Stated task:
Reproduce the material, swapping each "figure" for "drawing" and leaving everything else unchanged.

Data to process:
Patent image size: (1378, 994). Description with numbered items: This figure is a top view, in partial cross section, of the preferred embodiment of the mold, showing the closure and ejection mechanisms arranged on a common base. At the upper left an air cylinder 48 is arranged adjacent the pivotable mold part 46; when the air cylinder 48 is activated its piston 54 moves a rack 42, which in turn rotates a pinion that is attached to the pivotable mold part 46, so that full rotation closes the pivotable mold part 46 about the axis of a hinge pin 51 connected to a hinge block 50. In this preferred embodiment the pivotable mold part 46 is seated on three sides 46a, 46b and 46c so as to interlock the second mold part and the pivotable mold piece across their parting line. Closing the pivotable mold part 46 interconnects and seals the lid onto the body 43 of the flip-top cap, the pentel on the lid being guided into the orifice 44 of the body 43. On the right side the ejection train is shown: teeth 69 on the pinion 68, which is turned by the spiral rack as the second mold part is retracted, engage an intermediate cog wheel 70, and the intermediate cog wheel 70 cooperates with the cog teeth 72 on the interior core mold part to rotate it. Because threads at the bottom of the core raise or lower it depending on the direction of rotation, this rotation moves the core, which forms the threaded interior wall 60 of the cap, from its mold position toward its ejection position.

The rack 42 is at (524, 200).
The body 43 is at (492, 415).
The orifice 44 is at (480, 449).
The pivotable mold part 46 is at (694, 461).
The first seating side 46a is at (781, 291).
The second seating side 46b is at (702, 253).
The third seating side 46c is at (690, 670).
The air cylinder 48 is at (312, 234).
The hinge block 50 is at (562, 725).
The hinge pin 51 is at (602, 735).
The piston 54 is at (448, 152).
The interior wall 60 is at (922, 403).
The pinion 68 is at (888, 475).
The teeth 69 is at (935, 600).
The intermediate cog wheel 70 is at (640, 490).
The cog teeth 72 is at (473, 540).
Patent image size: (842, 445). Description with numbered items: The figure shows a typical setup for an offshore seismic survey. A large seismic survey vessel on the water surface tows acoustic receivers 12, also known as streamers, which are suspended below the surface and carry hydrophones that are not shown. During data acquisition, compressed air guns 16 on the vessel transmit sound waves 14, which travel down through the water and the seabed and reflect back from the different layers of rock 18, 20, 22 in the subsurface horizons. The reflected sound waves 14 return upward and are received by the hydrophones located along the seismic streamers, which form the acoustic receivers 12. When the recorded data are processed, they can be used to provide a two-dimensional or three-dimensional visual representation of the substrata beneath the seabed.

Written reply:
Patent image size: (1378, 994). Description with numbered items: This drawing is a top view, in partial cross section, of the preferred embodiment of the mold, showing the closure and ejection mechanisms arranged on a common base. At the upper left an air cylinder 48 is arranged adjacent the pivotable mold part 46; when the air cylinder 48 is activated its piston 54 moves a rack 42, which in turn rotates a pinion that is attached to the pivotable mold part 46, so that full rotation closes the pivotable mold part 46 about the axis of a hinge pin 51 connected to a hinge block 50. In this preferred embodiment the pivotable mold part 46 is seated on three sides 46a, 46b and 46c so as to interlock the second mold part and the pivotable mold piece across their parting line. Closing the pivotable mold part 46 interconnects and seals the lid onto the body 43 of the flip-top cap, the pentel on the lid being guided into the orifice 44 of the body 43. On the right side the ejection train is shown: teeth 69 on the pinion 68, which is turned by the spiral rack as the second mold part is retracted, engage an intermediate cog wheel 70, and the intermediate cog wheel 70 cooperates with the cog teeth 72 on the interior core mold part to rotate it. Because threads at the bottom of the core raise or lower it depending on the direction of rotation, this rotation moves the core, which forms the threaded interior wall 60 of the cap, from its mold position toward its ejection position.

The rack 42 is at (524, 200).
The body 43 is at (492, 415).
The orifice 44 is at (480, 449).
The pivotable mold part 46 is at (694, 461).
The first seating side 46a is at (781, 291).
The second seating side 46b is at (702, 253).
The third seating side 46c is at (690, 670).
The air cylinder 48 is at (312, 234).
The hinge block 50 is at (562, 725).
The hinge pin 51 is at (602, 735).
The piston 54 is at (448, 152).
The interior wall 60 is at (922, 403).
The pinion 68 is at (888, 475).
The teeth 69 is at (935, 600).
The intermediate cog wheel 70 is at (640, 490).
The cog teeth 72 is at (473, 540).
Patent image size: (842, 445). Description with numbered items: The drawing shows a typical setup for an offshore seismic survey. A large seismic survey vessel on the water surface tows acoustic receivers 12, also known as streamers, which are suspended below the surface and carry hydrophones that are not shown. During data acquisition, compressed air guns 16 on the vessel transmit sound waves 14, which travel down through the water and the seabed and reflect back from the different layers of rock 18, 20, 22 in the subsurface horizons. The reflected sound waves 14 return upward and are received by the hydrophones located along the seismic streamers, which form the acoustic receivers 12. When the recorded data are processed, they can be used to provide a two-dimensional or three-dimensional visual representation of the substrata beneath the seabed.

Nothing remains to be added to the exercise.